↓

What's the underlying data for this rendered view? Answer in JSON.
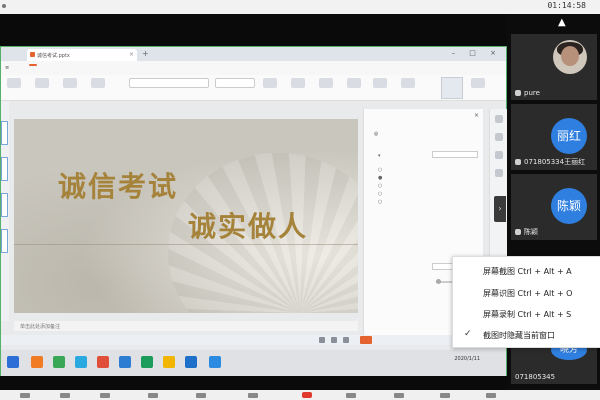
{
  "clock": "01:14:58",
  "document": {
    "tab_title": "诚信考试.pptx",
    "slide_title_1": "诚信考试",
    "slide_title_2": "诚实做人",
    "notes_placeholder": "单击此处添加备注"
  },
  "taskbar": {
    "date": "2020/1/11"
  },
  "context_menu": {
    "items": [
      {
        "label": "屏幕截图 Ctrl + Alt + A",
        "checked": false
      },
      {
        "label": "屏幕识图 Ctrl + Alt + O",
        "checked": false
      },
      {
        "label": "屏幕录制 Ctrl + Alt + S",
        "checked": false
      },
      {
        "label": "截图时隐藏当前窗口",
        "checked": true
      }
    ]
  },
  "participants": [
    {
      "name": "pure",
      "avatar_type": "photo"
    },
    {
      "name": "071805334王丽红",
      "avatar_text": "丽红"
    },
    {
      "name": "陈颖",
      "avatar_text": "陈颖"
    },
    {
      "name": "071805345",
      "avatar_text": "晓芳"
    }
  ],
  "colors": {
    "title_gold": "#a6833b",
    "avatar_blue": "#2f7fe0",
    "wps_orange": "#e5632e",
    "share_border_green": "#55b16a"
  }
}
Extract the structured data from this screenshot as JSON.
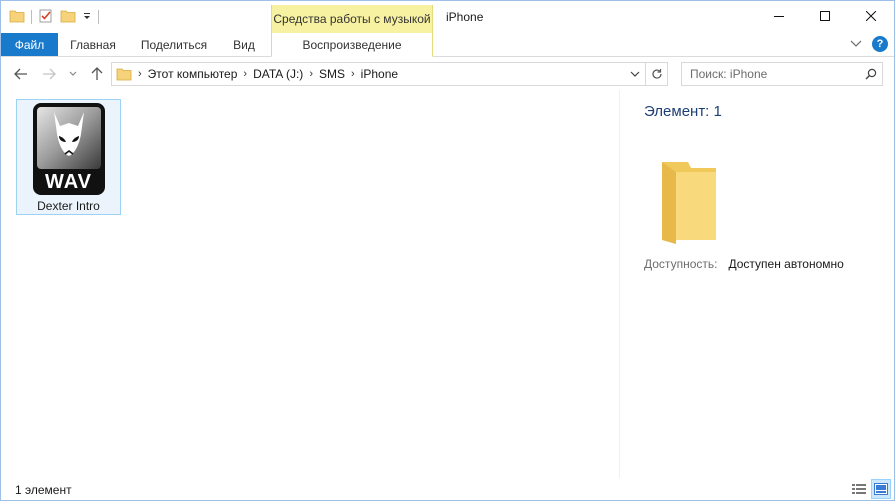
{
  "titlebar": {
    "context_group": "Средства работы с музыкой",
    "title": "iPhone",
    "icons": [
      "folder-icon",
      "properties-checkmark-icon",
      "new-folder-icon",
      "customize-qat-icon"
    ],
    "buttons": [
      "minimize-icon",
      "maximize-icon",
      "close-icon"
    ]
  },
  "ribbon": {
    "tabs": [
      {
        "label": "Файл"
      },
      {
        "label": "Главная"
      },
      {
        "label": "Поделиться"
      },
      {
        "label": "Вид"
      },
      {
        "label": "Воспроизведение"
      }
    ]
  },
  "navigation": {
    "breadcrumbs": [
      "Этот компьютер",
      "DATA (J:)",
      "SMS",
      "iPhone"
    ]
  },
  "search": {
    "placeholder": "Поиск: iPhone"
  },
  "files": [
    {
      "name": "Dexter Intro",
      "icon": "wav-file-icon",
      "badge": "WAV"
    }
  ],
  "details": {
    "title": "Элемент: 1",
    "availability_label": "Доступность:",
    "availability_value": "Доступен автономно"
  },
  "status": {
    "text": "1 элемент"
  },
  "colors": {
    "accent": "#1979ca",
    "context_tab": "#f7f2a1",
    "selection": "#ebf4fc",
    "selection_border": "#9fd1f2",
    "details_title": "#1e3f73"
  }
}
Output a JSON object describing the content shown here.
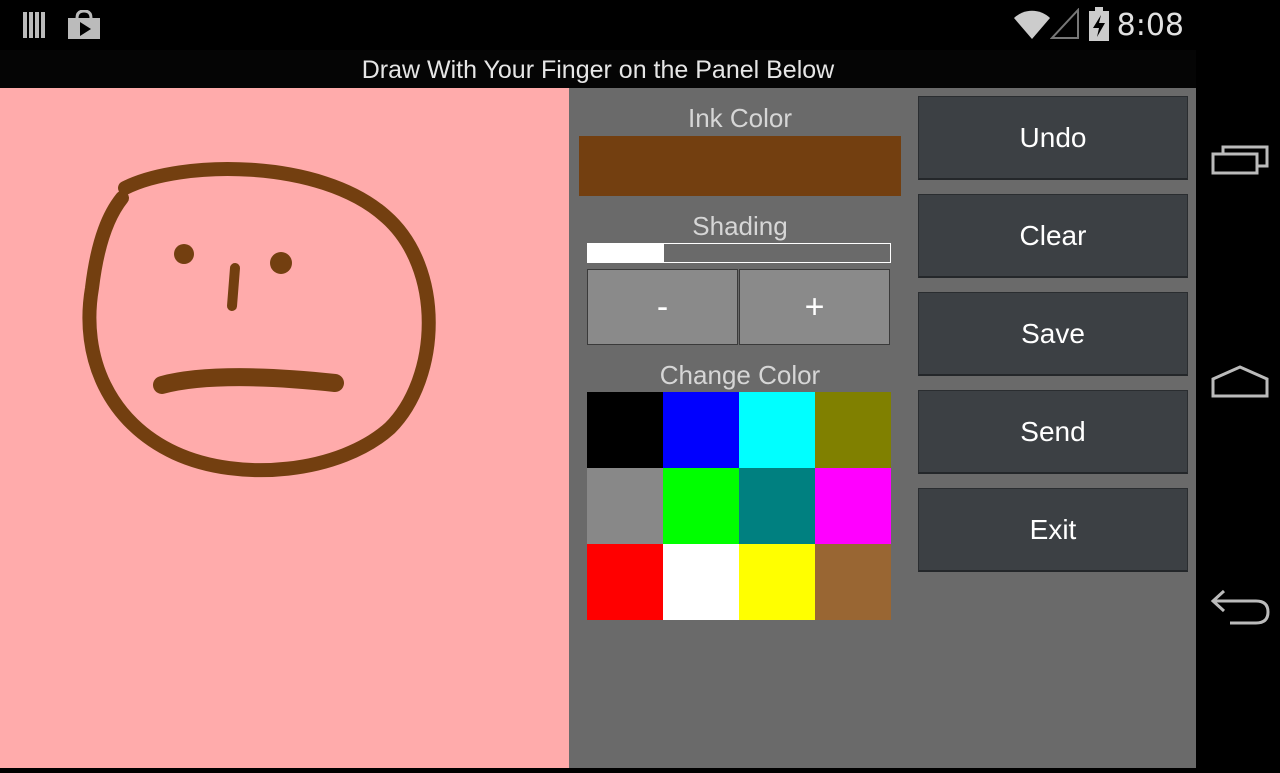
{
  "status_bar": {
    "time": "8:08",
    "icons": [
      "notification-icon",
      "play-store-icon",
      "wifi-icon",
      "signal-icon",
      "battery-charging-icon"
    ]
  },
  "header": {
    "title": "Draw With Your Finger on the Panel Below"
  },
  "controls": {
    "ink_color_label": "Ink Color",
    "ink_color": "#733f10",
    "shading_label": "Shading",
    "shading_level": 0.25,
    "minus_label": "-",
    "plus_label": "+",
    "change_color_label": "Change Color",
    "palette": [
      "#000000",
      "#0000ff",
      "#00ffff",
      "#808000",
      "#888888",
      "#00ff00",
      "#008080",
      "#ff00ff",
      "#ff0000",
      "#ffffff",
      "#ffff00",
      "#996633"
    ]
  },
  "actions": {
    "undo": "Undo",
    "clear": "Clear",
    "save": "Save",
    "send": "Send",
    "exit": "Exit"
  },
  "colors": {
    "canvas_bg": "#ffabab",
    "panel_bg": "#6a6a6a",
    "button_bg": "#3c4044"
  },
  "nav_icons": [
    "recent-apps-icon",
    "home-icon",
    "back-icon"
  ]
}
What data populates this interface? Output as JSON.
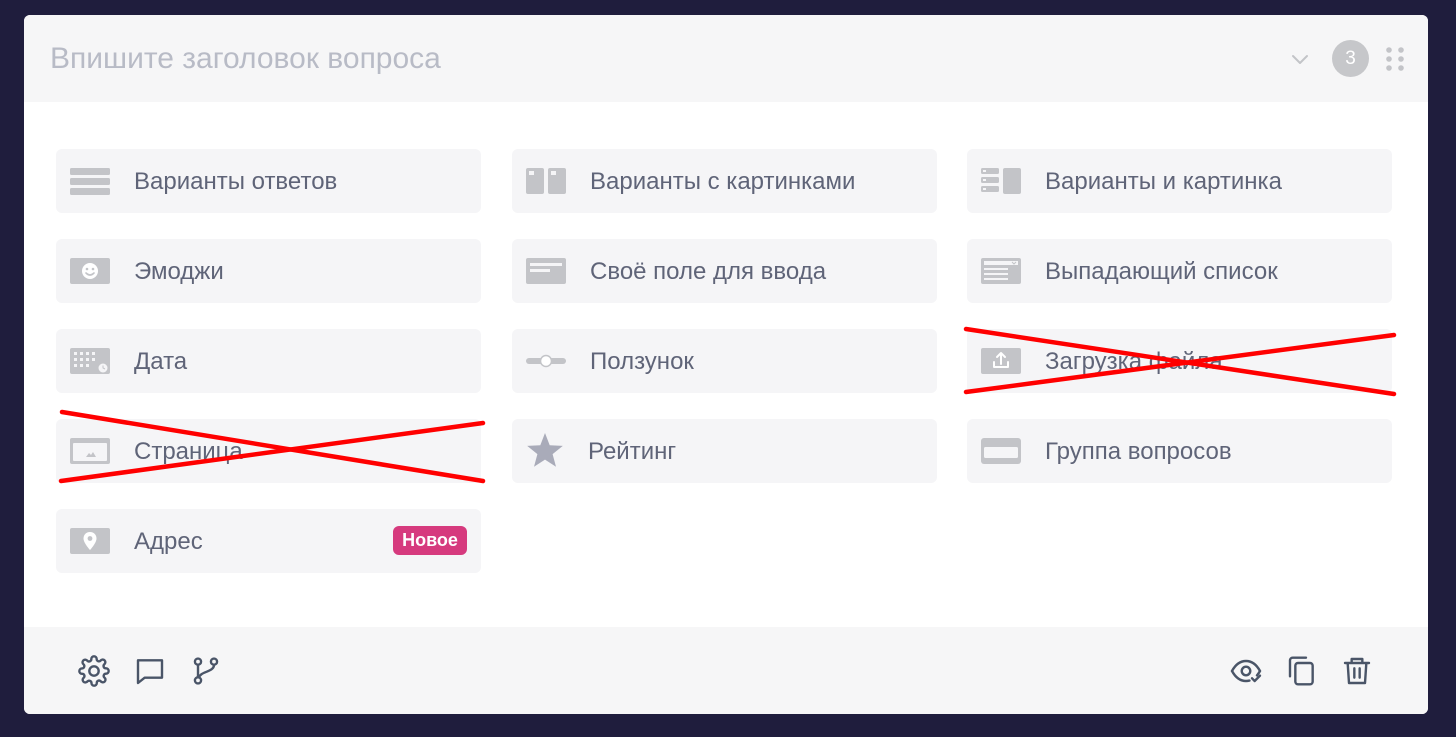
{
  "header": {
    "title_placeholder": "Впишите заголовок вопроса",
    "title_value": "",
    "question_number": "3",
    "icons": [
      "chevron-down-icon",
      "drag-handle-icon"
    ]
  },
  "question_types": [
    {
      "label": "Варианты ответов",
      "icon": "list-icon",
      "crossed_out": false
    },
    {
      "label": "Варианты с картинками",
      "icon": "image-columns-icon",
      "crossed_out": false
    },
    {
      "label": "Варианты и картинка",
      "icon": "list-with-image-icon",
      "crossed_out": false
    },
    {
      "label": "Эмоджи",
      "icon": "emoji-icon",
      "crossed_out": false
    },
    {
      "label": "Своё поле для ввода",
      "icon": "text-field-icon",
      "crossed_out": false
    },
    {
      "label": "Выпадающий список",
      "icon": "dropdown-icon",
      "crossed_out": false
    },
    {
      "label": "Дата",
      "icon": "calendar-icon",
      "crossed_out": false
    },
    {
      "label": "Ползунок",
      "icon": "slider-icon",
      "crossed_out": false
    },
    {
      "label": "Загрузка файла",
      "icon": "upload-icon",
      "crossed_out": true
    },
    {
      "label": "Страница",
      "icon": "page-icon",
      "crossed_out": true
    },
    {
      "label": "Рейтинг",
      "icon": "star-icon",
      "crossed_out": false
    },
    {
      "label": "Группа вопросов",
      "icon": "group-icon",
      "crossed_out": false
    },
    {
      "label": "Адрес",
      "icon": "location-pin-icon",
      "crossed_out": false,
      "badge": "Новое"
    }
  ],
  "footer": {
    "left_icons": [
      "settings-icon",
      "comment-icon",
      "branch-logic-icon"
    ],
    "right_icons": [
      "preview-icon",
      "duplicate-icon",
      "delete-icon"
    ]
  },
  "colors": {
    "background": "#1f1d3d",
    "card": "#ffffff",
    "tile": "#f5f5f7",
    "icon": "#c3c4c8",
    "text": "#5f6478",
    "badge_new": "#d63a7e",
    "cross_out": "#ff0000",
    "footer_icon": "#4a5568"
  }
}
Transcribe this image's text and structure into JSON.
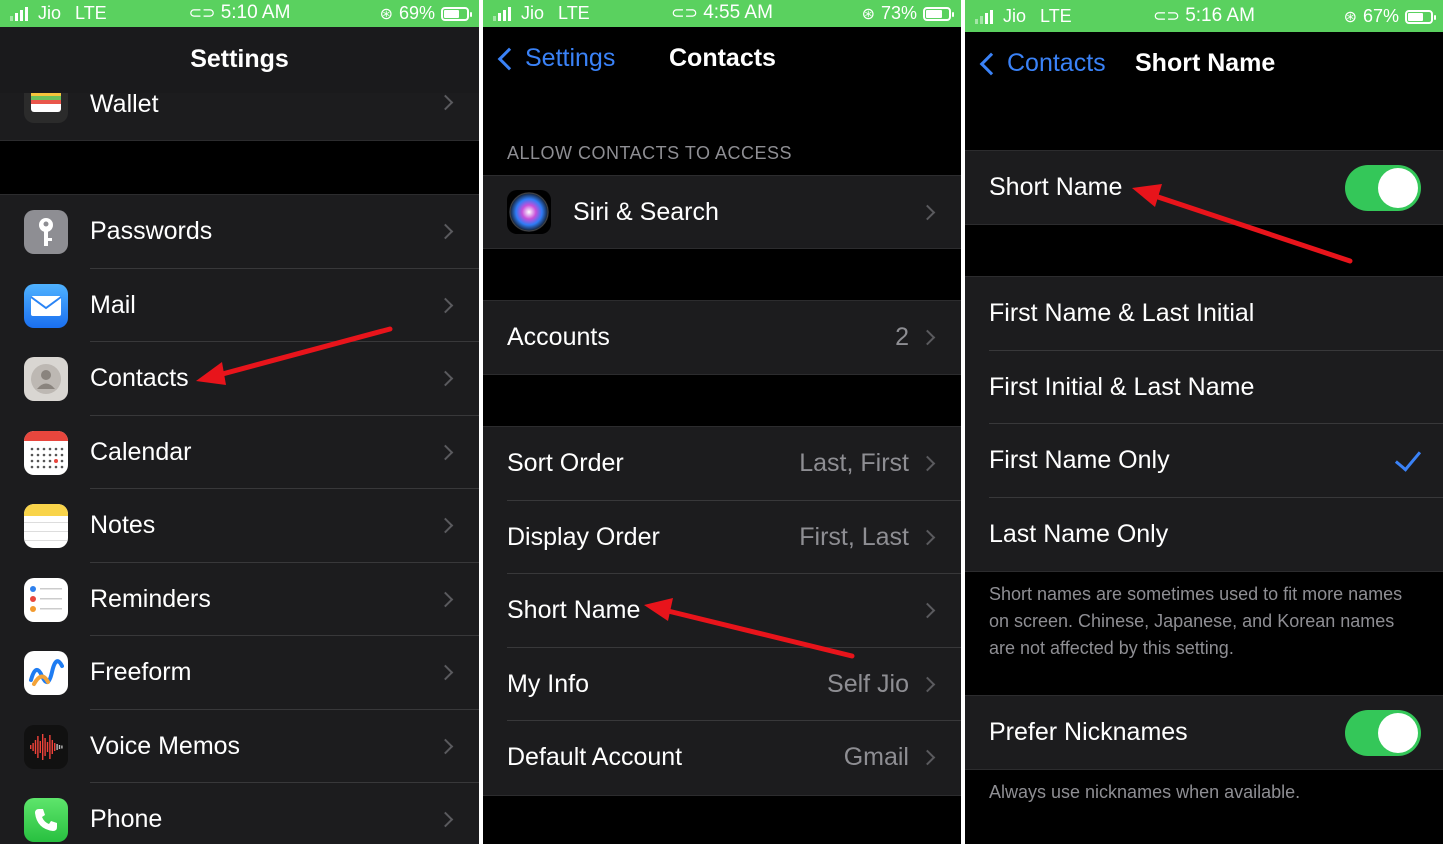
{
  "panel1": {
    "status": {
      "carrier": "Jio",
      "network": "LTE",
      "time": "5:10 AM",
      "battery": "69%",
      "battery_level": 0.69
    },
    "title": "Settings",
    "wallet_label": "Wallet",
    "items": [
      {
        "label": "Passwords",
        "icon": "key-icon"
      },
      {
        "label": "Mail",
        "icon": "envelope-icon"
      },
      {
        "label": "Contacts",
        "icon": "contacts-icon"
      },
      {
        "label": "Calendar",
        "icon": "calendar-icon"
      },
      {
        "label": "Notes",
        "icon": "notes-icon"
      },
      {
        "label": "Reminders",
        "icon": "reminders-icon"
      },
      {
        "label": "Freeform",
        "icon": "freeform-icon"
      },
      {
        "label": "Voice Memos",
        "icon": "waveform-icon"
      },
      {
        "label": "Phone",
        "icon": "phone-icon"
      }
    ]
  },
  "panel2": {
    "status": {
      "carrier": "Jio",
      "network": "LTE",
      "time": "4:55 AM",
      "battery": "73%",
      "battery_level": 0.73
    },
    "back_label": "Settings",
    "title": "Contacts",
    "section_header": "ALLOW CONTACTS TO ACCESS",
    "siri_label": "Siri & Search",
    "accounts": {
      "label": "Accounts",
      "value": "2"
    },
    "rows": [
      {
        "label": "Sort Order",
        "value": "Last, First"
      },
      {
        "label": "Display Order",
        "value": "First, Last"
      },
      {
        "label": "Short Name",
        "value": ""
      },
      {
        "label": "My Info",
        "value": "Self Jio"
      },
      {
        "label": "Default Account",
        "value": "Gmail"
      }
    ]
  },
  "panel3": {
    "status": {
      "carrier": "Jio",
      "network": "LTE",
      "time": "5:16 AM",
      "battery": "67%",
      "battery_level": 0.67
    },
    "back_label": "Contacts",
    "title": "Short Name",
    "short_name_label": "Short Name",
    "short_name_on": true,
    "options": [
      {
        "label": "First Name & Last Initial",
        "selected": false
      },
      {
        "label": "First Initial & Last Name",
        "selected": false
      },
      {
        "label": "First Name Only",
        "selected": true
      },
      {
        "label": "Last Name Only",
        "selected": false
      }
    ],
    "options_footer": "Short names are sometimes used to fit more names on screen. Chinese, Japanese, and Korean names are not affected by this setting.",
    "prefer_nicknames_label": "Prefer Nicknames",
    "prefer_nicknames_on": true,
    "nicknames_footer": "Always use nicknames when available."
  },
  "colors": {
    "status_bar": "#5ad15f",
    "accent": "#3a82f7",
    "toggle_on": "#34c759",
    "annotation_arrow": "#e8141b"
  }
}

↑

● OBJECTIVE: Pick every line with "list" in it and copy it.

● COMPLETED TASK:
      "icon": "list-icon",
      "icon": "list-with-image-icon",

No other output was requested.